_WORKING DATA:_
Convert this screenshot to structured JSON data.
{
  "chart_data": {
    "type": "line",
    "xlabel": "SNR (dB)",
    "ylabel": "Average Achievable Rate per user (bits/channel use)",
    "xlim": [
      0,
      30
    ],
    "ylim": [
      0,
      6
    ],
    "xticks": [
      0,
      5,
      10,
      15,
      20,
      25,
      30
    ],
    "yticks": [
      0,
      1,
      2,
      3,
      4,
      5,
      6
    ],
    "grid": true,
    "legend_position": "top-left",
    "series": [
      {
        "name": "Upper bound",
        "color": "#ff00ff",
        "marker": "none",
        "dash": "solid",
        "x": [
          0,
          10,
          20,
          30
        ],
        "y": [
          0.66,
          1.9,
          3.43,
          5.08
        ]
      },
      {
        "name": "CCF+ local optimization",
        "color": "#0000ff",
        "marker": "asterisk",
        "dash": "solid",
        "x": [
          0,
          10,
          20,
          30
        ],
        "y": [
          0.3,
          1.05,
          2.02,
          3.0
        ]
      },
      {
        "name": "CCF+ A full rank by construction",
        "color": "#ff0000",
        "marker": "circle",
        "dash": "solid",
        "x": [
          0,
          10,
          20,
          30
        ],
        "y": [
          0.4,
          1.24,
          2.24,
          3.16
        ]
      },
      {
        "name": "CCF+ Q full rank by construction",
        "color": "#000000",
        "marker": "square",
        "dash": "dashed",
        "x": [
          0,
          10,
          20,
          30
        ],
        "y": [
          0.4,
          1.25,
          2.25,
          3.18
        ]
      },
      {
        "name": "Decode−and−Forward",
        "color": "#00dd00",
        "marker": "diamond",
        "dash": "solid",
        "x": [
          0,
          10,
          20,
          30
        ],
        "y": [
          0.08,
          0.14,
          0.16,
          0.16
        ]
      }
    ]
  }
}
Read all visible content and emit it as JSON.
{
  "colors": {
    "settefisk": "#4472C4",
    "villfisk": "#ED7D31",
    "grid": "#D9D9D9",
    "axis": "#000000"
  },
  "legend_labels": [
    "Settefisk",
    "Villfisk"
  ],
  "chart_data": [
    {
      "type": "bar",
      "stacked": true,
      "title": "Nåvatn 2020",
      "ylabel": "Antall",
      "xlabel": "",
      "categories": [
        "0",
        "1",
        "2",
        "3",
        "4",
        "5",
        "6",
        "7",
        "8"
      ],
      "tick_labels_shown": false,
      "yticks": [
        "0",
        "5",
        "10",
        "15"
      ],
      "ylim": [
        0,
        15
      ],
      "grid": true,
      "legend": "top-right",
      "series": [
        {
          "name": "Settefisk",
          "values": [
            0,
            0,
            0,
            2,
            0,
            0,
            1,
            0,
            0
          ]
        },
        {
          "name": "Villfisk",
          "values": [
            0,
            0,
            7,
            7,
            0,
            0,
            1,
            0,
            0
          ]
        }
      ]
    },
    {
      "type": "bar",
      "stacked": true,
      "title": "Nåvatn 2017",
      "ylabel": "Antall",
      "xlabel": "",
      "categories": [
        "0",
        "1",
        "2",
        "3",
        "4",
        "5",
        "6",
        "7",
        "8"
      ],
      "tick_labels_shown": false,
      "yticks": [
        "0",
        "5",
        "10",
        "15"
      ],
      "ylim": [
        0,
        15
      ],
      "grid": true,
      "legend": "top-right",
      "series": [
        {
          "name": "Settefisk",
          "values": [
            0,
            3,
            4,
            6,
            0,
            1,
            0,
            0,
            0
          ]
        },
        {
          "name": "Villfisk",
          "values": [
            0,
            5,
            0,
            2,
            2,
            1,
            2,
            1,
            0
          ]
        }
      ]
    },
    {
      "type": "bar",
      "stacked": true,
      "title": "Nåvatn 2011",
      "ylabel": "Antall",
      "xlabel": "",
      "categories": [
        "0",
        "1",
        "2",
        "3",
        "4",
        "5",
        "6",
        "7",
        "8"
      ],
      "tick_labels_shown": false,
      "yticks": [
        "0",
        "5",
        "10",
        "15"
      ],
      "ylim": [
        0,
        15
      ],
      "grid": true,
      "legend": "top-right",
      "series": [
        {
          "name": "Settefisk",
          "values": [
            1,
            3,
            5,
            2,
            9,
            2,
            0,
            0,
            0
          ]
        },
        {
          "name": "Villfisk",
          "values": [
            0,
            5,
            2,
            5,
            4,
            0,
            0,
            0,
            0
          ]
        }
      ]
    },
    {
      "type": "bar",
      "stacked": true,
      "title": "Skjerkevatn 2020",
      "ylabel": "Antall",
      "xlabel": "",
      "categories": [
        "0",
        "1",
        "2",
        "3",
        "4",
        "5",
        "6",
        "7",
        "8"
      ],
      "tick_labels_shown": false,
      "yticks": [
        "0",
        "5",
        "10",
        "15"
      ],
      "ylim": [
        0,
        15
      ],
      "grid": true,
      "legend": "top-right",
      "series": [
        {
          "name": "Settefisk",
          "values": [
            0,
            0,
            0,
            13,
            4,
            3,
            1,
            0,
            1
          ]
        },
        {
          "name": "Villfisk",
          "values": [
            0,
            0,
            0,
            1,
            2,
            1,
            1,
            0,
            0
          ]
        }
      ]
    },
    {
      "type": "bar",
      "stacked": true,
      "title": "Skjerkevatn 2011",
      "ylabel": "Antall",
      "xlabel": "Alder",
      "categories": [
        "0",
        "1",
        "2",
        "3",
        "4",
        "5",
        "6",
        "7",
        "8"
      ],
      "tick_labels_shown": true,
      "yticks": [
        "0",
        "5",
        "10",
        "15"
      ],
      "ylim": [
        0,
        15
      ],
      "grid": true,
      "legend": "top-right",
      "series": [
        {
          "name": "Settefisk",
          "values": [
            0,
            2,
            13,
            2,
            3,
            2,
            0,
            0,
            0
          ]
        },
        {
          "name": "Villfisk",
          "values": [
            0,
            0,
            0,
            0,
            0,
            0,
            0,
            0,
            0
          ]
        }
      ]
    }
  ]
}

_WRITTEN INSTRUCTION:_ Copy out every line from the data above that has "full" in it.

_EXERCISE SOLUTION:_
        "name": "CCF+ A full rank by construction",
        "name": "CCF+ Q full rank by construction",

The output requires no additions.